====== Recorded data ======

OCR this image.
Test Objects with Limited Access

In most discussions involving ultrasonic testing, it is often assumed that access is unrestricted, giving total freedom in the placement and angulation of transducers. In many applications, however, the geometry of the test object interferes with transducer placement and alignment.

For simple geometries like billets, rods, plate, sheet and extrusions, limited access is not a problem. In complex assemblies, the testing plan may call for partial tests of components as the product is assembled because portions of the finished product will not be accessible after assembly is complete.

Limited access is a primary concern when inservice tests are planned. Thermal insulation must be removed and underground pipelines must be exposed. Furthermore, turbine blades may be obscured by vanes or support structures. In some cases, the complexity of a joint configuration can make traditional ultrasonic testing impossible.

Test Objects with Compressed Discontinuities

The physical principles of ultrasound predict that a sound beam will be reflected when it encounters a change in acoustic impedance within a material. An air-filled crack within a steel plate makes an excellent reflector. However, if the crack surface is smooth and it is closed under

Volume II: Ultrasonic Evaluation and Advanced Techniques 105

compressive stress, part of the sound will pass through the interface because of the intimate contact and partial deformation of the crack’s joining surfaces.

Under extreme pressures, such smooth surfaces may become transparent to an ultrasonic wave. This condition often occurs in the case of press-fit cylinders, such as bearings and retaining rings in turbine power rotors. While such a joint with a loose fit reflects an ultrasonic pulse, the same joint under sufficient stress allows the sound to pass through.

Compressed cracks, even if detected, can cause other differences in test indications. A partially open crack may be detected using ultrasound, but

======

What to do
Each entry above is to be quoted exactly.

The reply
OCR this image.
Test Objects with Limited Access

In most discussions involving ultrasonic testing, it is often assumed that access is unrestricted, giving total freedom in the placement and angulation of transducers. In many applications, however, the geometry of the test object interferes with transducer placement and alignment.

For simple geometries like billets, rods, plate, sheet and extrusions, limited access is not a problem. In complex assemblies, the testing plan may call for partial tests of components as the product is assembled because portions of the finished product will not be accessible after assembly is complete.

Limited access is a primary concern when inservice tests are planned. Thermal insulation must be removed and underground pipelines must be exposed. Furthermore, turbine blades may be obscured by vanes or support structures. In some cases, the complexity of a joint configuration can make traditional ultrasonic testing impossible.

Test Objects with Compressed Discontinuities

The physical principles of ultrasound predict that a sound beam will be reflected when it encounters a change in acoustic impedance within a material. An air-filled crack within a steel plate makes an excellent reflector. However, if the crack surface is smooth and it is closed under

Volume II: Ultrasonic Evaluation and Advanced Techniques 105

compressive stress, part of the sound will pass through the interface because of the intimate contact and partial deformation of the crack’s joining surfaces.

Under extreme pressures, such smooth surfaces may become transparent to an ultrasonic wave. This condition often occurs in the case of press-fit cylinders, such as bearings and retaining rings in turbine power rotors. While such a joint with a loose fit reflects an ultrasonic pulse, the same joint under sufficient stress allows the sound to pass through.

Compressed cracks, even if detected, can cause other differences in test indications. A partially open crack may be detected using ultrasound, but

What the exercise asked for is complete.